[Task prompt]
Set down the material once more, exactly as it appears.

[Dataset entries]
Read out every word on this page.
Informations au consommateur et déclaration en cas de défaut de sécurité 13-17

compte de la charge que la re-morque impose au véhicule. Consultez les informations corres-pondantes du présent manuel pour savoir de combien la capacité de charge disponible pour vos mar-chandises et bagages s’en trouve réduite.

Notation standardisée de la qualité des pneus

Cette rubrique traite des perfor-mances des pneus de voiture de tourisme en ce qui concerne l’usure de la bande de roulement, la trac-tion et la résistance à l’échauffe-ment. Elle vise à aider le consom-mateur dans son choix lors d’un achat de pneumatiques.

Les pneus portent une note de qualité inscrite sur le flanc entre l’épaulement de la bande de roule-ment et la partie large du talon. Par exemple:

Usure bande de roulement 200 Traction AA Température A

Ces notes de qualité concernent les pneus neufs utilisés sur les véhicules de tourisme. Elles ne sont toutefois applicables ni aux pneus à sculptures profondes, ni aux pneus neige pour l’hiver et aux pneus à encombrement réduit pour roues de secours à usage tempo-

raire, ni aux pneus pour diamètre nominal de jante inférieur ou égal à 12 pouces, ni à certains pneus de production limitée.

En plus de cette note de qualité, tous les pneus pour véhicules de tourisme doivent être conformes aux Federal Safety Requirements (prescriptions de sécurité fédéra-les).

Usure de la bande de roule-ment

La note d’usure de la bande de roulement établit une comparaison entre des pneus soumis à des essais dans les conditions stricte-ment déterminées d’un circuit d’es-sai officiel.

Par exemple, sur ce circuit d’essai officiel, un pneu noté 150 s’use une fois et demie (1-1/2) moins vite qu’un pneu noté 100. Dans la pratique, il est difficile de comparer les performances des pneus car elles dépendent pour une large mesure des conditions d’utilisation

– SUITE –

[Exercise solution]
Read out every word on this page.
Informations au consommateur et déclaration en cas de défaut de sécurité 13-17

compte de la charge que la re-morque impose au véhicule. Consultez les informations corres-pondantes du présent manuel pour savoir de combien la capacité de charge disponible pour vos mar-chandises et bagages s’en trouve réduite.

Notation standardisée de la qualité des pneus

Cette rubrique traite des perfor-mances des pneus de voiture de tourisme en ce qui concerne l’usure de la bande de roulement, la trac-tion et la résistance à l’échauffe-ment. Elle vise à aider le consom-mateur dans son choix lors d’un achat de pneumatiques.

Les pneus portent une note de qualité inscrite sur le flanc entre l’épaulement de la bande de roule-ment et la partie large du talon. Par exemple:

Usure bande de roulement 200 Traction AA Température A

Ces notes de qualité concernent les pneus neufs utilisés sur les véhicules de tourisme. Elles ne sont toutefois applicables ni aux pneus à sculptures profondes, ni aux pneus neige pour l’hiver et aux pneus à encombrement réduit pour roues de secours à usage tempo-

raire, ni aux pneus pour diamètre nominal de jante inférieur ou égal à 12 pouces, ni à certains pneus de production limitée.

En plus de cette note de qualité, tous les pneus pour véhicules de tourisme doivent être conformes aux Federal Safety Requirements (prescriptions de sécurité fédéra-les).

Usure de la bande de roule-ment

La note d’usure de la bande de roulement établit une comparaison entre des pneus soumis à des essais dans les conditions stricte-ment déterminées d’un circuit d’es-sai officiel.

Par exemple, sur ce circuit d’essai officiel, un pneu noté 150 s’use une fois et demie (1-1/2) moins vite qu’un pneu noté 100. Dans la pratique, il est difficile de comparer les performances des pneus car elles dépendent pour une large mesure des conditions d’utilisation

– SUITE –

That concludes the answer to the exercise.